* Task requirements *
Write out all of the data exactly as it appears.

* Data in this exercise *
....
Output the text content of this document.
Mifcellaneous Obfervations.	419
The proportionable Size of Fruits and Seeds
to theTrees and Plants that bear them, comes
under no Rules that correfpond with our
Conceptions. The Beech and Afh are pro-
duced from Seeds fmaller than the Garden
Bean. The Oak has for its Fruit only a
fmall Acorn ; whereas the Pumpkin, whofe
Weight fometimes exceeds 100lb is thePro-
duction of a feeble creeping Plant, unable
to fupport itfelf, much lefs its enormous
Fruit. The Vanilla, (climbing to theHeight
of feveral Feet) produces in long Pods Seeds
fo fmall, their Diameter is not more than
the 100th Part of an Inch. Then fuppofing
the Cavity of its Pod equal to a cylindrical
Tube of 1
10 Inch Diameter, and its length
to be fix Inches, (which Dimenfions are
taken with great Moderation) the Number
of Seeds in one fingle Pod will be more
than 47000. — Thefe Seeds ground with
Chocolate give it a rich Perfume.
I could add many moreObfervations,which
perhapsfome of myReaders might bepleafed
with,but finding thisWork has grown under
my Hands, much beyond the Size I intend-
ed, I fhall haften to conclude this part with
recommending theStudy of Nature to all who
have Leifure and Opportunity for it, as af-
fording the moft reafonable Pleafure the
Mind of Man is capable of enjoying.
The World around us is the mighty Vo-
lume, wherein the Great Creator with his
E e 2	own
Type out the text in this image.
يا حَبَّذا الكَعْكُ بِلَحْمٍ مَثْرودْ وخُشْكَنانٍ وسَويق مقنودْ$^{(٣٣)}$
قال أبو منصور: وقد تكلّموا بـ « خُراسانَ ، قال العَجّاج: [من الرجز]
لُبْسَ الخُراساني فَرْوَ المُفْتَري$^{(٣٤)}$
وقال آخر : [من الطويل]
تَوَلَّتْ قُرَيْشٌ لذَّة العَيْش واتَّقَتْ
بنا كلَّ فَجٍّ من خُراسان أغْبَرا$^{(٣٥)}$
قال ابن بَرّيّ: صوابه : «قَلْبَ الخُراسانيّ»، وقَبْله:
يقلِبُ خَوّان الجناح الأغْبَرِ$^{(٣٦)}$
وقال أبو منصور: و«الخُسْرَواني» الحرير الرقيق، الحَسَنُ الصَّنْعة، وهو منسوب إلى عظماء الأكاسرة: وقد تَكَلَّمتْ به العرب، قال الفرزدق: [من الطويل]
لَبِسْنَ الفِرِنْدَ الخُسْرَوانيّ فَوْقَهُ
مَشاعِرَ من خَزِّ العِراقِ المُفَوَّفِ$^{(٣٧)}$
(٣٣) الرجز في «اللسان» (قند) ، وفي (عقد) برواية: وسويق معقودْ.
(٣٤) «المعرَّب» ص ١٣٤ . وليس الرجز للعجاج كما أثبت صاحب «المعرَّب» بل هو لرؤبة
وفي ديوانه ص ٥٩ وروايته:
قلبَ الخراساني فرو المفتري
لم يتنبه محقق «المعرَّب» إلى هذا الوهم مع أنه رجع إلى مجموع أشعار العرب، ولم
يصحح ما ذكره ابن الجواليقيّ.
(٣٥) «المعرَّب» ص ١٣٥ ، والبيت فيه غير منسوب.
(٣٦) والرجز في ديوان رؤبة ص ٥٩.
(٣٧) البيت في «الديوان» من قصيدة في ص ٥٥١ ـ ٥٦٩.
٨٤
....
* Expected answer *
Output the text content of this document.
Mifcellaneous Obfervations.	419
The proportionable Size of Fruits and Seeds
to theTrees and Plants that bear them, comes
under no Rules that correfpond with our
Conceptions. The Beech and Afh are pro-
duced from Seeds fmaller than the Garden
Bean. The Oak has for its Fruit only a
fmall Acorn ; whereas the Pumpkin, whofe
Weight fometimes exceeds 100lb is thePro-
duction of a feeble creeping Plant, unable
to fupport itfelf, much lefs its enormous
Fruit. The Vanilla, (climbing to theHeight
of feveral Feet) produces in long Pods Seeds
fo fmall, their Diameter is not more than
the 100th Part of an Inch. Then fuppofing
the Cavity of its Pod equal to a cylindrical
Tube of 1
10 Inch Diameter, and its length
to be fix Inches, (which Dimenfions are
taken with great Moderation) the Number
of Seeds in one fingle Pod will be more
than 47000. — Thefe Seeds ground with
Chocolate give it a rich Perfume.
I could add many moreObfervations,which
perhapsfome of myReaders might bepleafed
with,but finding thisWork has grown under
my Hands, much beyond the Size I intend-
ed, I fhall haften to conclude this part with
recommending theStudy of Nature to all who
have Leifure and Opportunity for it, as af-
fording the moft reafonable Pleafure the
Mind of Man is capable of enjoying.
The World around us is the mighty Vo-
lume, wherein the Great Creator with his
E e 2	own
Type out the text in this image.
يا حَبَّذا الكَعْكُ بِلَحْمٍ مَثْرودْ وخُشْكَنانٍ وسَويق مقنودْ$^{(٣٣)}$
قال أبو منصور: وقد تكلّموا بـ « خُراسانَ ، قال العَجّاج: [من الرجز]
لُبْسَ الخُراساني فَرْوَ المُفْتَري$^{(٣٤)}$
وقال آخر : [من الطويل]
تَوَلَّتْ قُرَيْشٌ لذَّة العَيْش واتَّقَتْ
بنا كلَّ فَجٍّ من خُراسان أغْبَرا$^{(٣٥)}$
قال ابن بَرّيّ: صوابه : «قَلْبَ الخُراسانيّ»، وقَبْله:
يقلِبُ خَوّان الجناح الأغْبَرِ$^{(٣٦)}$
وقال أبو منصور: و«الخُسْرَواني» الحرير الرقيق، الحَسَنُ الصَّنْعة، وهو منسوب إلى عظماء الأكاسرة: وقد تَكَلَّمتْ به العرب، قال الفرزدق: [من الطويل]
لَبِسْنَ الفِرِنْدَ الخُسْرَوانيّ فَوْقَهُ
مَشاعِرَ من خَزِّ العِراقِ المُفَوَّفِ$^{(٣٧)}$
(٣٣) الرجز في «اللسان» (قند) ، وفي (عقد) برواية: وسويق معقودْ.
(٣٤) «المعرَّب» ص ١٣٤ . وليس الرجز للعجاج كما أثبت صاحب «المعرَّب» بل هو لرؤبة
وفي ديوانه ص ٥٩ وروايته:
قلبَ الخراساني فرو المفتري
لم يتنبه محقق «المعرَّب» إلى هذا الوهم مع أنه رجع إلى مجموع أشعار العرب، ولم
يصحح ما ذكره ابن الجواليقيّ.
(٣٥) «المعرَّب» ص ١٣٥ ، والبيت فيه غير منسوب.
(٣٦) والرجز في ديوان رؤبة ص ٥٩.
(٣٧) البيت في «الديوان» من قصيدة في ص ٥٥١ ـ ٥٦٩.
٨٤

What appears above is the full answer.